* Start Recorded information *

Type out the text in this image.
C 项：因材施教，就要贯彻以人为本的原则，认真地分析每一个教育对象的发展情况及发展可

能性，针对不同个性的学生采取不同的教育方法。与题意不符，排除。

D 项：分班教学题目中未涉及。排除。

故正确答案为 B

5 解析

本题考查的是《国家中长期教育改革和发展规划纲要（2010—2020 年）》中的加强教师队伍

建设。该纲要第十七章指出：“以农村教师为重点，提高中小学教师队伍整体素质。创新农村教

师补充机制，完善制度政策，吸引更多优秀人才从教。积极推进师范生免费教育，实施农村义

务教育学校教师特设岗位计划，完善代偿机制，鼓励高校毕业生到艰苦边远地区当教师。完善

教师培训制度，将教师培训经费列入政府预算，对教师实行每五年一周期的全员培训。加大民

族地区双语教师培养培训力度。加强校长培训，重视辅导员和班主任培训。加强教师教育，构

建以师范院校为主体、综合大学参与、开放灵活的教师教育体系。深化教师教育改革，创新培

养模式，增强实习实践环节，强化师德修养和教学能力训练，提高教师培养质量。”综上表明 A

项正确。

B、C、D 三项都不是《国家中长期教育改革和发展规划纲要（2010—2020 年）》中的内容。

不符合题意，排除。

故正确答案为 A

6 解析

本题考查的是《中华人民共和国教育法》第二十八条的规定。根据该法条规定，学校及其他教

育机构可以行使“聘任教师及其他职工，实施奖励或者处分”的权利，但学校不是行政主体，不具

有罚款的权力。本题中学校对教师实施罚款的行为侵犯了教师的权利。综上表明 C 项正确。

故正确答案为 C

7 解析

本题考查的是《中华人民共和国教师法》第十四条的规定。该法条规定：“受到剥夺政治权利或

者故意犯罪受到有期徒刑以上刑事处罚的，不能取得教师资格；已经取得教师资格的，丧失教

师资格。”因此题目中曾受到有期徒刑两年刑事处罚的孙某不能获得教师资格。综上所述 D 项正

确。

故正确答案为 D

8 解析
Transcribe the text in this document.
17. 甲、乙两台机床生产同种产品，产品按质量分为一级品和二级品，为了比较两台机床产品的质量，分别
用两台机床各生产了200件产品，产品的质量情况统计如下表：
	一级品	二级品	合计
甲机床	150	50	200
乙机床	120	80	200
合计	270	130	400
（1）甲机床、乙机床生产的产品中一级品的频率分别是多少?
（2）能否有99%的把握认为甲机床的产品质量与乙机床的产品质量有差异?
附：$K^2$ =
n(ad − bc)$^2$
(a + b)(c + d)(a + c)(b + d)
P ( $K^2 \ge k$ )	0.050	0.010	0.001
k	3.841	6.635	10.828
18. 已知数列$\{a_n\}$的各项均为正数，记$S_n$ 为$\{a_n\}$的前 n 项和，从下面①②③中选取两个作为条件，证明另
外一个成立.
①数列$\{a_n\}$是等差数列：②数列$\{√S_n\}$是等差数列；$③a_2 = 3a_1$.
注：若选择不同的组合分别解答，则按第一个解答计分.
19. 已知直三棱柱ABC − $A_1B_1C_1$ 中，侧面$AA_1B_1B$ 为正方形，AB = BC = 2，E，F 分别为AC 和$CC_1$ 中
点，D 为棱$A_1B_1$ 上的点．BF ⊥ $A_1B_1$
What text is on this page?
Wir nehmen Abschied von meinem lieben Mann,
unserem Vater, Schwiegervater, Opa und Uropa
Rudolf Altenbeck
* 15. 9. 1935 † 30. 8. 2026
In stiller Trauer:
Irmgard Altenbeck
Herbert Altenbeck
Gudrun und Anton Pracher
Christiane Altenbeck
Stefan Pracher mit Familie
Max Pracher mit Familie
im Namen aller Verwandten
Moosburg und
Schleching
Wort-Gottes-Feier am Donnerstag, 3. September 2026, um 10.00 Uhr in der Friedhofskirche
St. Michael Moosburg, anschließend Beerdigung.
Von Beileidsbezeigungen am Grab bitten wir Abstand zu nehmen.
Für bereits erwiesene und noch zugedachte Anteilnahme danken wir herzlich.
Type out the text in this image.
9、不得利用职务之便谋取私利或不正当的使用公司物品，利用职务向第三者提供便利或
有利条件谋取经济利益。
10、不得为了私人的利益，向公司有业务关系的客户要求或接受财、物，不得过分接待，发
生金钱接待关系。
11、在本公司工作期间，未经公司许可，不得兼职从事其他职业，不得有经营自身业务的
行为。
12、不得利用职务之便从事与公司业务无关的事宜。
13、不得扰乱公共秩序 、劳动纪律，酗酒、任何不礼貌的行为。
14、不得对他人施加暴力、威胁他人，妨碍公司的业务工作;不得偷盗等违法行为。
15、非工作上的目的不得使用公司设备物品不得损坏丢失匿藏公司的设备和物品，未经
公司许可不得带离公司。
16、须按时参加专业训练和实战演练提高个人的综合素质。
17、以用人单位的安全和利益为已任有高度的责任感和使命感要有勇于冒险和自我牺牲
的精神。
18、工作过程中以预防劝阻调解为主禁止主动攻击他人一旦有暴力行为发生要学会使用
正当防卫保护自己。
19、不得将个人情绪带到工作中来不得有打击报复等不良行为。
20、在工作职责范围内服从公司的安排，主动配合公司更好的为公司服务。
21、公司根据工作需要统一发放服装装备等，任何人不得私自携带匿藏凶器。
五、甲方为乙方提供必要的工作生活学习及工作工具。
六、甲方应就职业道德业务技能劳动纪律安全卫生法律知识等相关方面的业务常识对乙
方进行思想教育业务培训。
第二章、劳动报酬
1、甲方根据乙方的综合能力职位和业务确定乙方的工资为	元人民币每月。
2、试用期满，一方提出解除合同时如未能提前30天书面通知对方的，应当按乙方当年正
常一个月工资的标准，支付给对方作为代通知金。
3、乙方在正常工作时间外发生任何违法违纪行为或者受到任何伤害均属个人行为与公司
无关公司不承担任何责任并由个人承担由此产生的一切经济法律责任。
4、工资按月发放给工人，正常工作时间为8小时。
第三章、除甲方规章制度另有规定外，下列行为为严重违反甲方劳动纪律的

* End Recorded information *

### Given problem
All lines above with "综上表明" in them should be returned.

### Solution
养模式，增强实习实践环节，强化师德修养和教学能力训练，提高教师培养质量。”综上表明 A
有罚款的权力。本题中学校对教师实施罚款的行为侵犯了教师的权利。综上表明 C 项正确。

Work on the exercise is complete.